• _Exercise brief_
Read the lines below and count those that have the word "title". Respond with the number only.

• _Data listing_
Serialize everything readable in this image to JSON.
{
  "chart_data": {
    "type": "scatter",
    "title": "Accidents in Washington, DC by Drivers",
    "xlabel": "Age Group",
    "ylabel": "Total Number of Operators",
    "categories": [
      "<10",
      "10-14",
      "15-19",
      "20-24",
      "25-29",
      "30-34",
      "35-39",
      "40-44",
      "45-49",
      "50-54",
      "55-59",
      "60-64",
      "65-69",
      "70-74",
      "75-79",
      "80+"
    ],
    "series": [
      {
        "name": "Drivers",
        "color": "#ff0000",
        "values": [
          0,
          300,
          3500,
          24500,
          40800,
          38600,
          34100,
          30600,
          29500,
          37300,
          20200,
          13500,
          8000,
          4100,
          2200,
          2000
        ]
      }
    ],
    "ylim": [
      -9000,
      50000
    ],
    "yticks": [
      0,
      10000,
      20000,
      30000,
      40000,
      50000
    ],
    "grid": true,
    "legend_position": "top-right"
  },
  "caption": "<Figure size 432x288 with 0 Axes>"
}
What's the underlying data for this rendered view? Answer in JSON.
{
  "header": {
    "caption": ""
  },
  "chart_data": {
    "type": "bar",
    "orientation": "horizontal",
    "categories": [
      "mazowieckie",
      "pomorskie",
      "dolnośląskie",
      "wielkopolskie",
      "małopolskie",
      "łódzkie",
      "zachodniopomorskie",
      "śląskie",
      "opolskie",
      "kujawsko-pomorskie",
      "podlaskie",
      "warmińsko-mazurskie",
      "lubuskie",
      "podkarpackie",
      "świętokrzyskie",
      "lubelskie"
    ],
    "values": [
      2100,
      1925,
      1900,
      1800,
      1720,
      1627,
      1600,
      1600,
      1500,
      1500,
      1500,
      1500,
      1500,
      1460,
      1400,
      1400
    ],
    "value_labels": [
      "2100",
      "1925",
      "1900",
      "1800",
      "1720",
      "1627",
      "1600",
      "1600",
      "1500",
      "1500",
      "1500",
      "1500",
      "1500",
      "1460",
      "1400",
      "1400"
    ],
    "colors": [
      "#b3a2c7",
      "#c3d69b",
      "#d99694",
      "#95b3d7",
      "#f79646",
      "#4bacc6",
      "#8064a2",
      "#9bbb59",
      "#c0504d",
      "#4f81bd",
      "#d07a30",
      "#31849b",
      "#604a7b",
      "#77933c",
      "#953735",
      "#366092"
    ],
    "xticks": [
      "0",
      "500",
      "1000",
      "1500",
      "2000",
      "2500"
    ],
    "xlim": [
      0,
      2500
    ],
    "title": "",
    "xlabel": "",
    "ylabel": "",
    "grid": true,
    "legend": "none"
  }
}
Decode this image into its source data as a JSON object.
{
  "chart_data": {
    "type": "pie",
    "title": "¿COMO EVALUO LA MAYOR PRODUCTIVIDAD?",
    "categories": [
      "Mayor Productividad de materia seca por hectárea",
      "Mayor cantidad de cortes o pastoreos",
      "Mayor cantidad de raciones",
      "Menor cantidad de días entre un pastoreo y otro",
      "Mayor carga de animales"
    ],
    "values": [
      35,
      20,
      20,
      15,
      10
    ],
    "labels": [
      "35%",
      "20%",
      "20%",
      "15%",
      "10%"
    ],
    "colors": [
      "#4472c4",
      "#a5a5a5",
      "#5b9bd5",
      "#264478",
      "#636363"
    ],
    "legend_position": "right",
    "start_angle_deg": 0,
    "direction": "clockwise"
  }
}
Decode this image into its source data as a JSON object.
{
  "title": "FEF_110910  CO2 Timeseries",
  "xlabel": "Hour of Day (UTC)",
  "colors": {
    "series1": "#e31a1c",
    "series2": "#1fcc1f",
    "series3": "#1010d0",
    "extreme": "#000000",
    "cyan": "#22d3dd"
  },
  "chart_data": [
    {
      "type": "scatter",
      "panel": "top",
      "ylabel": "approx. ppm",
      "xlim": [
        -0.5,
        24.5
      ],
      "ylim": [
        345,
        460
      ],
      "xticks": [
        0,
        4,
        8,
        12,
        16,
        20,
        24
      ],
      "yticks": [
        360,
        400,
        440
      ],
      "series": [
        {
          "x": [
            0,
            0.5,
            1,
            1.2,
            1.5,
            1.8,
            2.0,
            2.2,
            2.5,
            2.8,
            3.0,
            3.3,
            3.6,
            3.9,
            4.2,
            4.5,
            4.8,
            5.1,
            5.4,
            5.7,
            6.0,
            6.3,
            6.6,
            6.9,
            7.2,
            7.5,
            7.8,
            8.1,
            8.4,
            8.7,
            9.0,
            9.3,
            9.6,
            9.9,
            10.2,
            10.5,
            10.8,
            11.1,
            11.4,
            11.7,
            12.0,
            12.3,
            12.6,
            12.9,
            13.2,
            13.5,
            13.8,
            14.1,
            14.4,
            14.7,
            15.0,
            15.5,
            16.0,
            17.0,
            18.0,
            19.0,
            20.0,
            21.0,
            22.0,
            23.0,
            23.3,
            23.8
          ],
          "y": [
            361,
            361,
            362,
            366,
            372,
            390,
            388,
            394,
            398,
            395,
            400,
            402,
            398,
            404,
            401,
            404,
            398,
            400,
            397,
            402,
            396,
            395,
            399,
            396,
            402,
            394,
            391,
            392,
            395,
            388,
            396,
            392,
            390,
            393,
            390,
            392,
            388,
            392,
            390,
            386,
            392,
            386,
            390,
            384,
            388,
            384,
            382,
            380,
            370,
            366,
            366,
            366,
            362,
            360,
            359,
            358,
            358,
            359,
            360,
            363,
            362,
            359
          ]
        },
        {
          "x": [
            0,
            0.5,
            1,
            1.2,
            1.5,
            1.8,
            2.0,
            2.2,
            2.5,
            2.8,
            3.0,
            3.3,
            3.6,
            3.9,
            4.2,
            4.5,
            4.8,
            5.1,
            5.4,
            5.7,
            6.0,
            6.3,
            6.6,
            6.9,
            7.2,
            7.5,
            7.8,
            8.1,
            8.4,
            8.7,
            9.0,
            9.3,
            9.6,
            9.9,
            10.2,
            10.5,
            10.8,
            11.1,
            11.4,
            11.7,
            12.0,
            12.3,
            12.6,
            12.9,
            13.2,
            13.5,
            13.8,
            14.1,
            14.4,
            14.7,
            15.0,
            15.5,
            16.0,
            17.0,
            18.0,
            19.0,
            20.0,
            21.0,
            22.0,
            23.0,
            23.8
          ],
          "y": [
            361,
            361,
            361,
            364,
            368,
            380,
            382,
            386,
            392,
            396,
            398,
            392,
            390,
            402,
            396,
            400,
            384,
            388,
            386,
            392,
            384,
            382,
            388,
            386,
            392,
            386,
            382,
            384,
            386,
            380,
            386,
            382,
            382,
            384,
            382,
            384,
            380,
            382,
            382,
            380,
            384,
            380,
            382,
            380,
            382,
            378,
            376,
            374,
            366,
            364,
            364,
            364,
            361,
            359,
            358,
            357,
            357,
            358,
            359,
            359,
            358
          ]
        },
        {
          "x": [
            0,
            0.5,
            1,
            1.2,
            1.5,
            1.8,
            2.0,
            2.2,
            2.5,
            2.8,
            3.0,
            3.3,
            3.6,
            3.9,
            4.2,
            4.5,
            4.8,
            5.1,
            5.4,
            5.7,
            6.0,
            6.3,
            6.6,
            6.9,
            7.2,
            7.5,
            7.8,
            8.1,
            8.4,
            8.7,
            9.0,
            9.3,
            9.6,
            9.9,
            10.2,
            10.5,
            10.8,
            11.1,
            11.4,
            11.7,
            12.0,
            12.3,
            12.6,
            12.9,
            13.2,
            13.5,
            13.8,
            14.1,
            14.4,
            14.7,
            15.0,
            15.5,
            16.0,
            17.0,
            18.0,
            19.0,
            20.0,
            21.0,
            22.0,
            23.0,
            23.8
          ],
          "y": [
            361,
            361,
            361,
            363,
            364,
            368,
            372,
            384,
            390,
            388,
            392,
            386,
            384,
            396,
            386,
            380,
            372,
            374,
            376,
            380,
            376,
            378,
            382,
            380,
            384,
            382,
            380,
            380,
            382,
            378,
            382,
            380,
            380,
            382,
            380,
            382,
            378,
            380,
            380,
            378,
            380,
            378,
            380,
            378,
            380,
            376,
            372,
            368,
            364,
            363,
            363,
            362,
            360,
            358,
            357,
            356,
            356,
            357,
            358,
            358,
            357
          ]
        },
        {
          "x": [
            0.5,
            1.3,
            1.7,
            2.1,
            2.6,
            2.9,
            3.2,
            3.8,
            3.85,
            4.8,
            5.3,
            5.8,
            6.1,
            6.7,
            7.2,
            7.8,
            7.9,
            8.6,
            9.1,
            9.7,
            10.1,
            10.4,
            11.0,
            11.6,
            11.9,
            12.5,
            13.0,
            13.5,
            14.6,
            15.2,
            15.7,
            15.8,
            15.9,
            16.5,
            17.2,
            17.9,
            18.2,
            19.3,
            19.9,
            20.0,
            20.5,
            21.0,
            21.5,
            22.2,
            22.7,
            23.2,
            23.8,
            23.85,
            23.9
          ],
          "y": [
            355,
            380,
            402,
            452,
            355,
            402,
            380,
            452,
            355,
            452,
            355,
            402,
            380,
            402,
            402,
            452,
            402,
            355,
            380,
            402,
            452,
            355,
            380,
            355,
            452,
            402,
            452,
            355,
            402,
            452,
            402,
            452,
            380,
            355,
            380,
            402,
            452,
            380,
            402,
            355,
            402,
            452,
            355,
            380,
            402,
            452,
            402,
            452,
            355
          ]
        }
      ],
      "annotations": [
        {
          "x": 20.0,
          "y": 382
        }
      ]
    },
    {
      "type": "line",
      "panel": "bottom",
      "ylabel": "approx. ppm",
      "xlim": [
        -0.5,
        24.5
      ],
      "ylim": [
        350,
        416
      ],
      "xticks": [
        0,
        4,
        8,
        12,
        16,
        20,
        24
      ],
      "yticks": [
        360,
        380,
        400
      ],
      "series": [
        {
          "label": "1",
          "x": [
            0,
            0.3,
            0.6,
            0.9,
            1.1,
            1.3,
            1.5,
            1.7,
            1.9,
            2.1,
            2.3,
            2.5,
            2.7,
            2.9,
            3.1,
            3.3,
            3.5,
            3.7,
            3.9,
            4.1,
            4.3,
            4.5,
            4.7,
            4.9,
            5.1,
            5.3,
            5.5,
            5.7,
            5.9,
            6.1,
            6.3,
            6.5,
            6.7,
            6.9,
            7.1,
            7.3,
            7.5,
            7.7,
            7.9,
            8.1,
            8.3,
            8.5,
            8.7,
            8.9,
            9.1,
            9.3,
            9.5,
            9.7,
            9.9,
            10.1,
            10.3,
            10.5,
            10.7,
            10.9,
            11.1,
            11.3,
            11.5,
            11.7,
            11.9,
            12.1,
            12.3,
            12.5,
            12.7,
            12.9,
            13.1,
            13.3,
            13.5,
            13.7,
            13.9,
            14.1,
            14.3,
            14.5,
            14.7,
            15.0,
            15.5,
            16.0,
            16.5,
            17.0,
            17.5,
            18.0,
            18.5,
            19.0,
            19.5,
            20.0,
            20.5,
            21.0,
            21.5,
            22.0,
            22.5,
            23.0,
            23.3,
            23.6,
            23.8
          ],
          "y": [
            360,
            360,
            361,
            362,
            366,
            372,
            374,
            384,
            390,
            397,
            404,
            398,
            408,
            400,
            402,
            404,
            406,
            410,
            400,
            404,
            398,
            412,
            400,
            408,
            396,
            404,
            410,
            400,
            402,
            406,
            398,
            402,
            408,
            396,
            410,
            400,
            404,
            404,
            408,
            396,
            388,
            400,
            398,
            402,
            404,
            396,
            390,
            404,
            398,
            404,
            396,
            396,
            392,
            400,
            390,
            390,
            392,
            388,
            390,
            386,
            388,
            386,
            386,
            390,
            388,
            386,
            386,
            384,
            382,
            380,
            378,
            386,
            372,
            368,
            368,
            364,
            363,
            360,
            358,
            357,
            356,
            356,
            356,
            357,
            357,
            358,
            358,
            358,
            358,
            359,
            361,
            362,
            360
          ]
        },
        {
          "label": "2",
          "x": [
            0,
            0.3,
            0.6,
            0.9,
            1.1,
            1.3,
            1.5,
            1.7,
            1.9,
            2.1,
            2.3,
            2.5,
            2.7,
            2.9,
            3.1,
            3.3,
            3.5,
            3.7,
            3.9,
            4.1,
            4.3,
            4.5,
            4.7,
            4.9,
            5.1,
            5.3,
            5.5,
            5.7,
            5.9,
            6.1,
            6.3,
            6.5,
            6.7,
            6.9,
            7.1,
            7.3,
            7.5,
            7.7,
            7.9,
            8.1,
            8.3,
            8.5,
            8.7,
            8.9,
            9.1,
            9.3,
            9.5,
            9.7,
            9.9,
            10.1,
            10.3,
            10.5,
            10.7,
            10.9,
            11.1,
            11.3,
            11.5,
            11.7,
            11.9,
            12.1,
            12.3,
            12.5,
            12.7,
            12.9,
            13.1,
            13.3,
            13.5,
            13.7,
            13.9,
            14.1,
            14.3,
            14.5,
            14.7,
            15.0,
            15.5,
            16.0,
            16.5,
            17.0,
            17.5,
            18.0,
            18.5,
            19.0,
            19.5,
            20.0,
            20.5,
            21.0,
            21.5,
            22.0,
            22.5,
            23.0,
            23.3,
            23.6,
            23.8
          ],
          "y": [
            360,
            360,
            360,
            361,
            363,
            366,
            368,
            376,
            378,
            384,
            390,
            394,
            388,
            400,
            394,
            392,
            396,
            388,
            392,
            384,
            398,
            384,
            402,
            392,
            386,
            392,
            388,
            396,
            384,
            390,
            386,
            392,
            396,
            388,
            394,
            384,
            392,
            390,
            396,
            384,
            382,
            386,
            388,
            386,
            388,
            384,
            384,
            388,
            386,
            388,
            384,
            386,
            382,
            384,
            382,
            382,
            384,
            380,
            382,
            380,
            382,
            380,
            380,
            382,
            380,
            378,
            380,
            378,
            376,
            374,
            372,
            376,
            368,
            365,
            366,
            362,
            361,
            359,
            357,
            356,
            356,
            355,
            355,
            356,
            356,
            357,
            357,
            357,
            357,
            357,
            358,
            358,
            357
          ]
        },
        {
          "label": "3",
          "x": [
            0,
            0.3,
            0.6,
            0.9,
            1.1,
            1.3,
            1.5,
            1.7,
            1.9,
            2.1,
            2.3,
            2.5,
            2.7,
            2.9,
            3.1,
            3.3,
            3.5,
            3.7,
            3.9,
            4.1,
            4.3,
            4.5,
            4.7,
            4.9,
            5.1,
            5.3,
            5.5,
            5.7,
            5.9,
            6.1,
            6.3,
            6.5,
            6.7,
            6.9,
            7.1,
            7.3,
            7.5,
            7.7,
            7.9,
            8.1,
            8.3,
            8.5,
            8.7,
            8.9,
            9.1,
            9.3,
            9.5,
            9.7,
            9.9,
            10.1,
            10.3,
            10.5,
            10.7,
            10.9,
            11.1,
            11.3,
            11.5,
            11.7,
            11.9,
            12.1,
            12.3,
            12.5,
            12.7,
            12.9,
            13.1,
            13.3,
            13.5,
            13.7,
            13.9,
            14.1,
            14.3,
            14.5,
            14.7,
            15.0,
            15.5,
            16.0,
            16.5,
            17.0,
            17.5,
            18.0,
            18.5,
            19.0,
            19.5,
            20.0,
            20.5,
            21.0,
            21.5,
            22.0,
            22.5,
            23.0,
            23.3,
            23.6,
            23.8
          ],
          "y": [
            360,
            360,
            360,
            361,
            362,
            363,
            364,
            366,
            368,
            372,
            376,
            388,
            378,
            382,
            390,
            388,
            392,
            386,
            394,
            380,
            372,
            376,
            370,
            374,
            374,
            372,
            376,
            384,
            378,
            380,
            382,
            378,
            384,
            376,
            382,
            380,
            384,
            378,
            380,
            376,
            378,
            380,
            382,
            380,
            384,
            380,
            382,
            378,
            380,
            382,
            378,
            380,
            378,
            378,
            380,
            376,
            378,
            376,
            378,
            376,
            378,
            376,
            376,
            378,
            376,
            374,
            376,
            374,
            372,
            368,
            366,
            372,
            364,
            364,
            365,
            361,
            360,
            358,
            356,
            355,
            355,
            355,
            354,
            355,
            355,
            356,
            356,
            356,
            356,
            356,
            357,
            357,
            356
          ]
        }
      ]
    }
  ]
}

• _Exercise answer_
4